Visual layout records:

* BEGIN *

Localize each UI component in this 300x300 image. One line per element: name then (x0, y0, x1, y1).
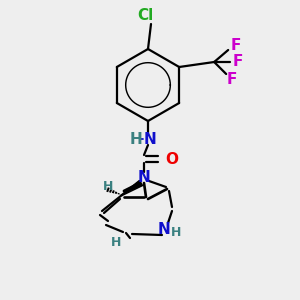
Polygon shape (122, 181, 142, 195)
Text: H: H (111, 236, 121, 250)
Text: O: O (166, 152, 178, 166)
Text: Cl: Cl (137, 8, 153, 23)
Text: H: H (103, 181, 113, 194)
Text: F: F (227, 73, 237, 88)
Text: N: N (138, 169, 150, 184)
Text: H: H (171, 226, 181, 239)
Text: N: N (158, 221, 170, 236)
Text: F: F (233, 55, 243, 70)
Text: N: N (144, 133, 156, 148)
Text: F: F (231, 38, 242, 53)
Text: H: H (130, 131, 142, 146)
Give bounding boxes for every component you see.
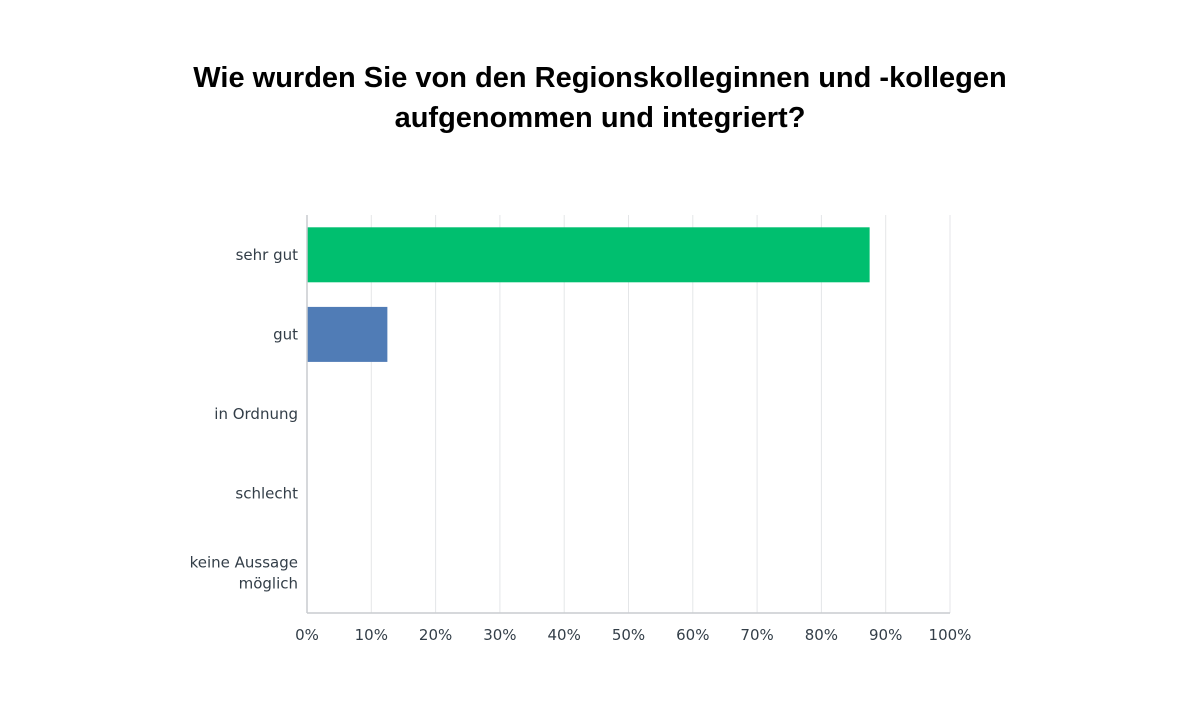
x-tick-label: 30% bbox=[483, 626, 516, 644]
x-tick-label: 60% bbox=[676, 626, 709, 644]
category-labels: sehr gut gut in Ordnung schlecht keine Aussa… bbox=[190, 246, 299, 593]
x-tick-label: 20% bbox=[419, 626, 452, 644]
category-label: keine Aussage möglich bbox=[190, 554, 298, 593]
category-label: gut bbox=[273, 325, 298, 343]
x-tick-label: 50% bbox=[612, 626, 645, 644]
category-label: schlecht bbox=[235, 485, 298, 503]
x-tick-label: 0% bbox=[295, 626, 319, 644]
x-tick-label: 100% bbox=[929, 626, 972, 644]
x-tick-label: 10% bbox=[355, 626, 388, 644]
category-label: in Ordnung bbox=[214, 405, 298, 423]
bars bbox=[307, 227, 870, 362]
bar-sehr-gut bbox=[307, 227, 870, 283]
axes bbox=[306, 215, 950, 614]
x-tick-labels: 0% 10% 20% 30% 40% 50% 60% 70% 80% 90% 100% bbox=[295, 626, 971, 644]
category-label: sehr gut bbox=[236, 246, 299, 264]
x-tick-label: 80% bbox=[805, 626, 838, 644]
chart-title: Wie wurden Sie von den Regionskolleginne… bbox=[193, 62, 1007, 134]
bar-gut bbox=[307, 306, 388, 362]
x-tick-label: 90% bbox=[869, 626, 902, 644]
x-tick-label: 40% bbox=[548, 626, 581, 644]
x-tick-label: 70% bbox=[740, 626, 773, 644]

* END *
* BEGIN *

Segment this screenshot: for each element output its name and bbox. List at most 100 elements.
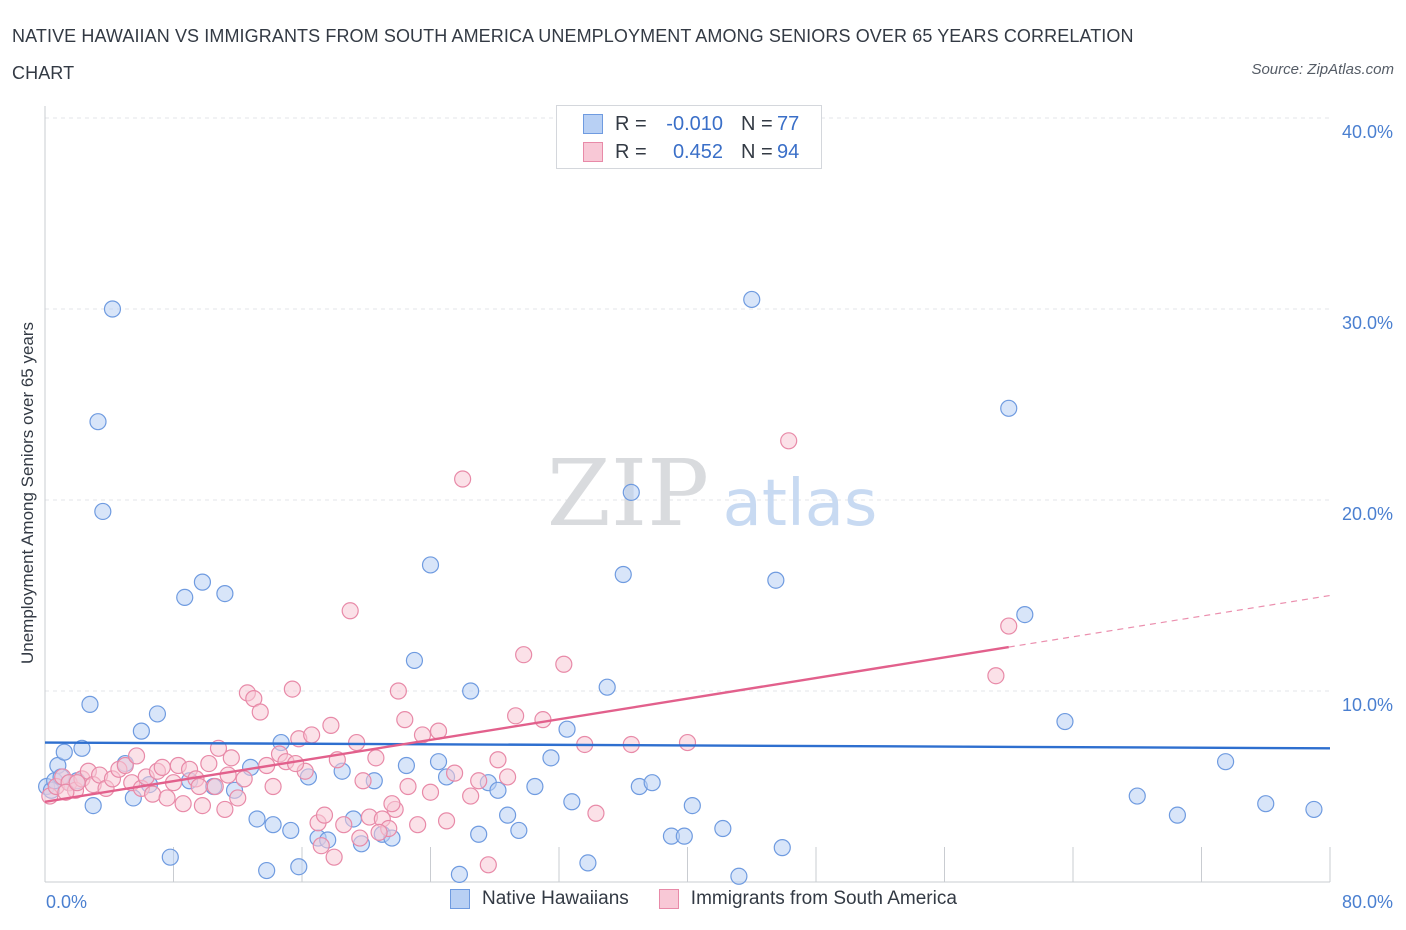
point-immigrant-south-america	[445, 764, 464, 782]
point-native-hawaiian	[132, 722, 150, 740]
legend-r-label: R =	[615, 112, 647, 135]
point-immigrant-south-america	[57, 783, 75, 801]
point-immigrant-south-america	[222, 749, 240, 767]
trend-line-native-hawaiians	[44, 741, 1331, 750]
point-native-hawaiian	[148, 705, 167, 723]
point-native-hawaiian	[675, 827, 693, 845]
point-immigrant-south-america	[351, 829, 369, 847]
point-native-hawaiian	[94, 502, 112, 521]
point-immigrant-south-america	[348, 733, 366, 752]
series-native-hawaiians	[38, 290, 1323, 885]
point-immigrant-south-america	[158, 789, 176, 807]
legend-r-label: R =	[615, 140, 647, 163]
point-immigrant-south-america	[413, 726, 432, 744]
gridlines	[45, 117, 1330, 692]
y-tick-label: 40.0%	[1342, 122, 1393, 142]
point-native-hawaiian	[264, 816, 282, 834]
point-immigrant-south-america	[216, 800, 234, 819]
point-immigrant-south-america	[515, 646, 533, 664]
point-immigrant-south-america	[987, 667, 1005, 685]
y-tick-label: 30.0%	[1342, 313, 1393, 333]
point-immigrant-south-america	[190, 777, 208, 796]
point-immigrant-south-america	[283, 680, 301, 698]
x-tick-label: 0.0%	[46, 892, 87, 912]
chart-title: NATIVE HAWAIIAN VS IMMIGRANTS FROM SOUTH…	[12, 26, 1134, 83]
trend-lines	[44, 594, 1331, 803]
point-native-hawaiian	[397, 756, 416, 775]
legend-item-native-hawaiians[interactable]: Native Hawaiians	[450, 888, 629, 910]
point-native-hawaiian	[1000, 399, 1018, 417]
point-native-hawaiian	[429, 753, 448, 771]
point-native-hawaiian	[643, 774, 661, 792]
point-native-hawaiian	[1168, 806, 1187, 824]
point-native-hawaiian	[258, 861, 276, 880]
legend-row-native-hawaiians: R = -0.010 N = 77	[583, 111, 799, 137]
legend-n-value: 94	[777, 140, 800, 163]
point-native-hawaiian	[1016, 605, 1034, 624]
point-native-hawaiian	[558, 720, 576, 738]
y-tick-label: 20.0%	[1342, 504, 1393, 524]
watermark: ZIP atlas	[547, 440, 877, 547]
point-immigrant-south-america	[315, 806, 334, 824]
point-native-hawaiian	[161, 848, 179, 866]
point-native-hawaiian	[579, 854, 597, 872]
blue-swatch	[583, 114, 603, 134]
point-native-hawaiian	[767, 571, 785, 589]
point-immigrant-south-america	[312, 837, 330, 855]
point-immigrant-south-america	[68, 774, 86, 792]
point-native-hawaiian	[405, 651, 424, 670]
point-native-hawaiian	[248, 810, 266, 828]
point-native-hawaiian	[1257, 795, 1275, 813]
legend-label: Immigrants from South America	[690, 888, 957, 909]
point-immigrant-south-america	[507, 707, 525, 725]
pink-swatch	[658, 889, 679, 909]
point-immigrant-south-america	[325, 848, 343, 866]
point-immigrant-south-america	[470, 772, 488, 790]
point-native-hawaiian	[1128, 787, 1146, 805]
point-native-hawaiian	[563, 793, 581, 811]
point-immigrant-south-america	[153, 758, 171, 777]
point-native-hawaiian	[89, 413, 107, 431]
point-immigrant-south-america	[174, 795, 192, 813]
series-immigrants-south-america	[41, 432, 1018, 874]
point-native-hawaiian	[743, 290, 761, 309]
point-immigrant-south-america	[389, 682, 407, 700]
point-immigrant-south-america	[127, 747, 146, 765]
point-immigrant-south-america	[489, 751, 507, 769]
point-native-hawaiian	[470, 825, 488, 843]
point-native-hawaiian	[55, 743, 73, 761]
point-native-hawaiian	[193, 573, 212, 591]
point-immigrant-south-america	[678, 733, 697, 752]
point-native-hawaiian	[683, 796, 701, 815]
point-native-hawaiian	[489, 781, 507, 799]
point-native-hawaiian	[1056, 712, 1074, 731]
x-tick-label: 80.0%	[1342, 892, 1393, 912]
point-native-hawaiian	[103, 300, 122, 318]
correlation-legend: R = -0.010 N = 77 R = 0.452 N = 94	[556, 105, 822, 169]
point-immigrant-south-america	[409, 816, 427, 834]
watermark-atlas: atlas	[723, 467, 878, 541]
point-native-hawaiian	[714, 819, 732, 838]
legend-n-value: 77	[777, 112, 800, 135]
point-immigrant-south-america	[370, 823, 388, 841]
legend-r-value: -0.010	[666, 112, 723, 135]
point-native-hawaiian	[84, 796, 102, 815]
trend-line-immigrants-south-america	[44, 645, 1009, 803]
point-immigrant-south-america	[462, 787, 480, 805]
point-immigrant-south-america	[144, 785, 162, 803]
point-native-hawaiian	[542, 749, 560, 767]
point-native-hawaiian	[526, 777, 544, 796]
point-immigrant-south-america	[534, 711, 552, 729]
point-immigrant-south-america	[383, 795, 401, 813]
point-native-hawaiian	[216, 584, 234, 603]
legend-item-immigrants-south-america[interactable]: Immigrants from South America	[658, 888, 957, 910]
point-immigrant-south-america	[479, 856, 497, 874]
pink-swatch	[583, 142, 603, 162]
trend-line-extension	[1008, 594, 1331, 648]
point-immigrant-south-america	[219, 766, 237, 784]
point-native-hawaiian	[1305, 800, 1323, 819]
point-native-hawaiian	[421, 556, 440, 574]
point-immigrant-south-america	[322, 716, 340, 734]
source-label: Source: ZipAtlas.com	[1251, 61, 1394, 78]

* END *
* BEGIN *

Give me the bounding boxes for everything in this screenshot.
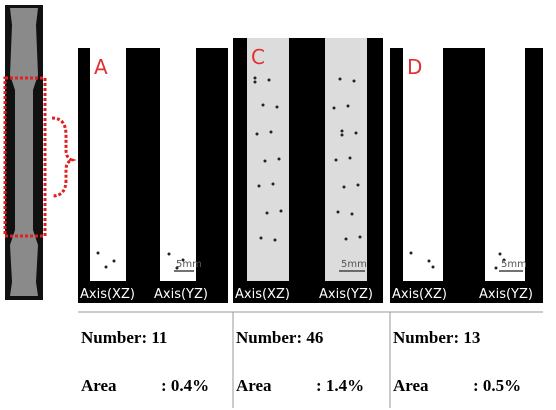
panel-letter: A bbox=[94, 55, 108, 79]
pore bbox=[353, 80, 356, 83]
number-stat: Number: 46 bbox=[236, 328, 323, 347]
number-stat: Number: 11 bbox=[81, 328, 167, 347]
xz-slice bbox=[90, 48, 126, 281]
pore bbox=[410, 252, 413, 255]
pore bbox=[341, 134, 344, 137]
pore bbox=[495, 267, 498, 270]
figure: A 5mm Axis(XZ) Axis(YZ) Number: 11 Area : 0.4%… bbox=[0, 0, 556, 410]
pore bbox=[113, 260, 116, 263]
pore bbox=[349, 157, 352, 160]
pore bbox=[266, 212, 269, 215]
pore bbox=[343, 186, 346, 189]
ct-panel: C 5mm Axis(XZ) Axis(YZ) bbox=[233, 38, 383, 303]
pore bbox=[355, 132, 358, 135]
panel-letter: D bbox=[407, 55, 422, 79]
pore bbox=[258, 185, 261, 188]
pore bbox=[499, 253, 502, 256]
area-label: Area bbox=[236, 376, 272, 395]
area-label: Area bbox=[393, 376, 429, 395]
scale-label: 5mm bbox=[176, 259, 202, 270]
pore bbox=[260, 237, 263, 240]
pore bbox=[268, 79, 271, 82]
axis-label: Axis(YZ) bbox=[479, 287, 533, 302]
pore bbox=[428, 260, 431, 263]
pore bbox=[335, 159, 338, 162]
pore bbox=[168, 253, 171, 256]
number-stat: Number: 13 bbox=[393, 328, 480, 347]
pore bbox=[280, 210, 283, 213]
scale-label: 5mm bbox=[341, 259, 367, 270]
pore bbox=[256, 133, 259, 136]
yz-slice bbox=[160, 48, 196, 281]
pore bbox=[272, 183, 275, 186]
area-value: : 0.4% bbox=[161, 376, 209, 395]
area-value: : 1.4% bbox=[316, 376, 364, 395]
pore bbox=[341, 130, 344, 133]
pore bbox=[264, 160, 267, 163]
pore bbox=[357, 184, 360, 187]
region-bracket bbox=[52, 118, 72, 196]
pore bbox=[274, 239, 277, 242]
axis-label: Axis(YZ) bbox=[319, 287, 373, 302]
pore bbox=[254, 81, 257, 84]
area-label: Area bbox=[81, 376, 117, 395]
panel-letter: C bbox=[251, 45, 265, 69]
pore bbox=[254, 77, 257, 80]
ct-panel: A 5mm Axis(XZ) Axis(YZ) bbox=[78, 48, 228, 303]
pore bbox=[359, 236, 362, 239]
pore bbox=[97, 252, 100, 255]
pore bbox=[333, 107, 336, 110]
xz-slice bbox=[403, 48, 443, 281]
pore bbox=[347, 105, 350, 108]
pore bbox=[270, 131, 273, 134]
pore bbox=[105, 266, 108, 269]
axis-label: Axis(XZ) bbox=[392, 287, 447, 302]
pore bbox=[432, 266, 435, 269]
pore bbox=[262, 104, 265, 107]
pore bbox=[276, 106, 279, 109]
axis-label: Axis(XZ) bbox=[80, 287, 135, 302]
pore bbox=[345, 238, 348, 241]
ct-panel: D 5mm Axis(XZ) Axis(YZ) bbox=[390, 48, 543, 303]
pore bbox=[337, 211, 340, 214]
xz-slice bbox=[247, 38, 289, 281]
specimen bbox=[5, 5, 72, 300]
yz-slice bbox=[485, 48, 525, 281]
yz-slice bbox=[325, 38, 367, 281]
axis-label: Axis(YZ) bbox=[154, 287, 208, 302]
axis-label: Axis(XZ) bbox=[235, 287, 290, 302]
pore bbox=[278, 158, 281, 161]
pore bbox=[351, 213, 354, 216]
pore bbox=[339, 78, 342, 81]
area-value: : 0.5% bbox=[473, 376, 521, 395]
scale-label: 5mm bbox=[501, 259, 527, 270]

* END *

◆ Your instructions ◆
Please copy the material between the lines holding "x-tick-label: 30% bbox=[483, 626, 516, 644]" and "axes bbox=[306, 215, 950, 614]", inclusive, swapping "bbox" for "box" and leaving everything else unchanged.

◆ Solution for this exercise ◆
x-tick-label: 30% box=[483, 626, 516, 644]
x-tick-label: 60% box=[676, 626, 709, 644]
category-labels: sehr gut gut in Ordnung schlecht keine Aussa… box=[190, 246, 299, 593]
x-tick-label: 20% box=[419, 626, 452, 644]
category-label: keine Aussage möglich box=[190, 554, 298, 593]
category-label: gut box=[273, 325, 298, 343]
x-tick-label: 50% box=[612, 626, 645, 644]
category-label: schlecht box=[235, 485, 298, 503]
x-tick-label: 0% box=[295, 626, 319, 644]
x-tick-label: 100% box=[929, 626, 972, 644]
x-tick-label: 10% box=[355, 626, 388, 644]
category-label: in Ordnung box=[214, 405, 298, 423]
bars box=[307, 227, 870, 362]
bar-sehr-gut box=[307, 227, 870, 283]
axes box=[306, 215, 950, 614]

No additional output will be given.